▸ **Brief**:
Retype all of the data exactly as given.

------ Input ------

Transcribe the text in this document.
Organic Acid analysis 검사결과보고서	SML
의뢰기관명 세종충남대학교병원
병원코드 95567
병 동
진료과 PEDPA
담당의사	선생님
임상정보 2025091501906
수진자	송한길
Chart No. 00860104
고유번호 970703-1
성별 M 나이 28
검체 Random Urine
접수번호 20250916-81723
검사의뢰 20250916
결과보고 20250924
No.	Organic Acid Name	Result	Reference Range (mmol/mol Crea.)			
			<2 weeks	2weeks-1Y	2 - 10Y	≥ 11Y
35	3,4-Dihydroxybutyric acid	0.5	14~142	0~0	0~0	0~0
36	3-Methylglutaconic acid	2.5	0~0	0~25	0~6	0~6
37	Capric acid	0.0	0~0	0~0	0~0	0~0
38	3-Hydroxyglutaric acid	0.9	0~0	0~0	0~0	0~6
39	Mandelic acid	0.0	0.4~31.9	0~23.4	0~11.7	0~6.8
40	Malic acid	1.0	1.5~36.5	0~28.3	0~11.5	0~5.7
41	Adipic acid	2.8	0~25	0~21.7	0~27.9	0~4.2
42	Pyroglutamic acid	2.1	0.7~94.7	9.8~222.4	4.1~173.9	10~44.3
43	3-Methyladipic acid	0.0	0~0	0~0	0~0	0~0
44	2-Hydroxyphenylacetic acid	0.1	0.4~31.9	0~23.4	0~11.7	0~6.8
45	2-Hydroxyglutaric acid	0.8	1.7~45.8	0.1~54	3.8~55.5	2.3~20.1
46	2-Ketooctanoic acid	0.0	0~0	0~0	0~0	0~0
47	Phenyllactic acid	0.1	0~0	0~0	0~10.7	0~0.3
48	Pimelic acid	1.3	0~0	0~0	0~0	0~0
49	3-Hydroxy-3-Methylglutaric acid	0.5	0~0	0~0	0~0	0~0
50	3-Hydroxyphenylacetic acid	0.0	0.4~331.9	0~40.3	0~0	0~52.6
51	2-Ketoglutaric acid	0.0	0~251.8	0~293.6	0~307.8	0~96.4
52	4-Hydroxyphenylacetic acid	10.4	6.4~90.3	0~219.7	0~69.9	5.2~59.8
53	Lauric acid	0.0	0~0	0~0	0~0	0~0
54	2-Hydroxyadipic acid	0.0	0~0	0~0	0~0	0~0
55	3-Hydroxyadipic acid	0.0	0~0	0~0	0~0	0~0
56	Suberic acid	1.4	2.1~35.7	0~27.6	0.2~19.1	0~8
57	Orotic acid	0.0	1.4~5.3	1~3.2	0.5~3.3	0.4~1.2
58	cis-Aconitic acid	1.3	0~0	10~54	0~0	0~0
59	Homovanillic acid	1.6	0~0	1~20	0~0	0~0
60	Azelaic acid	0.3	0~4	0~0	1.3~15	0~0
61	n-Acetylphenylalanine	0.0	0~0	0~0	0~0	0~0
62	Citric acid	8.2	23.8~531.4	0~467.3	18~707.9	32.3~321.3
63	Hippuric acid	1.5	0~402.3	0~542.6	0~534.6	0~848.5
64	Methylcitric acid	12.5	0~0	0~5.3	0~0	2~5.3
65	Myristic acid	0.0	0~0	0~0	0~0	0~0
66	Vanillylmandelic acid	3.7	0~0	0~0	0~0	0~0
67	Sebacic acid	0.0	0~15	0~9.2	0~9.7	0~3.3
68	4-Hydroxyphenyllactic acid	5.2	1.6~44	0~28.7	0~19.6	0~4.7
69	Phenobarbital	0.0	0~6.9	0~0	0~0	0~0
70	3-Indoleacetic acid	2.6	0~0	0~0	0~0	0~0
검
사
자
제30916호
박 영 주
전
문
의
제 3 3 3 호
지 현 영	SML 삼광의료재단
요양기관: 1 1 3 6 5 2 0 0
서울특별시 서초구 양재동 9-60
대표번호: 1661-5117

------

▸ **Task response**:
Transcribe the text in this document.
Organic Acid analysis 검사결과보고서	SML
의뢰기관명 세종충남대학교병원
병원코드 95567
병 동
진료과 PEDPA
담당의사	선생님
임상정보 2025091501906
수진자	송한길
Chart No. 00860104
고유번호 970703-1
성별 M 나이 28
검체 Random Urine
접수번호 20250916-81723
검사의뢰 20250916
결과보고 20250924
No.	Organic Acid Name	Result	Reference Range (mmol/mol Crea.)			
			<2 weeks	2weeks-1Y	2 - 10Y	≥ 11Y
35	3,4-Dihydroxybutyric acid	0.5	14~142	0~0	0~0	0~0
36	3-Methylglutaconic acid	2.5	0~0	0~25	0~6	0~6
37	Capric acid	0.0	0~0	0~0	0~0	0~0
38	3-Hydroxyglutaric acid	0.9	0~0	0~0	0~0	0~6
39	Mandelic acid	0.0	0.4~31.9	0~23.4	0~11.7	0~6.8
40	Malic acid	1.0	1.5~36.5	0~28.3	0~11.5	0~5.7
41	Adipic acid	2.8	0~25	0~21.7	0~27.9	0~4.2
42	Pyroglutamic acid	2.1	0.7~94.7	9.8~222.4	4.1~173.9	10~44.3
43	3-Methyladipic acid	0.0	0~0	0~0	0~0	0~0
44	2-Hydroxyphenylacetic acid	0.1	0.4~31.9	0~23.4	0~11.7	0~6.8
45	2-Hydroxyglutaric acid	0.8	1.7~45.8	0.1~54	3.8~55.5	2.3~20.1
46	2-Ketooctanoic acid	0.0	0~0	0~0	0~0	0~0
47	Phenyllactic acid	0.1	0~0	0~0	0~10.7	0~0.3
48	Pimelic acid	1.3	0~0	0~0	0~0	0~0
49	3-Hydroxy-3-Methylglutaric acid	0.5	0~0	0~0	0~0	0~0
50	3-Hydroxyphenylacetic acid	0.0	0.4~331.9	0~40.3	0~0	0~52.6
51	2-Ketoglutaric acid	0.0	0~251.8	0~293.6	0~307.8	0~96.4
52	4-Hydroxyphenylacetic acid	10.4	6.4~90.3	0~219.7	0~69.9	5.2~59.8
53	Lauric acid	0.0	0~0	0~0	0~0	0~0
54	2-Hydroxyadipic acid	0.0	0~0	0~0	0~0	0~0
55	3-Hydroxyadipic acid	0.0	0~0	0~0	0~0	0~0
56	Suberic acid	1.4	2.1~35.7	0~27.6	0.2~19.1	0~8
57	Orotic acid	0.0	1.4~5.3	1~3.2	0.5~3.3	0.4~1.2
58	cis-Aconitic acid	1.3	0~0	10~54	0~0	0~0
59	Homovanillic acid	1.6	0~0	1~20	0~0	0~0
60	Azelaic acid	0.3	0~4	0~0	1.3~15	0~0
61	n-Acetylphenylalanine	0.0	0~0	0~0	0~0	0~0
62	Citric acid	8.2	23.8~531.4	0~467.3	18~707.9	32.3~321.3
63	Hippuric acid	1.5	0~402.3	0~542.6	0~534.6	0~848.5
64	Methylcitric acid	12.5	0~0	0~5.3	0~0	2~5.3
65	Myristic acid	0.0	0~0	0~0	0~0	0~0
66	Vanillylmandelic acid	3.7	0~0	0~0	0~0	0~0
67	Sebacic acid	0.0	0~15	0~9.2	0~9.7	0~3.3
68	4-Hydroxyphenyllactic acid	5.2	1.6~44	0~28.7	0~19.6	0~4.7
69	Phenobarbital	0.0	0~6.9	0~0	0~0	0~0
70	3-Indoleacetic acid	2.6	0~0	0~0	0~0	0~0
검
사
자
제30916호
박 영 주
전
문
의
제 3 3 3 호
지 현 영	SML 삼광의료재단
요양기관: 1 1 3 6 5 2 0 0
서울특별시 서초구 양재동 9-60
대표번호: 1661-5117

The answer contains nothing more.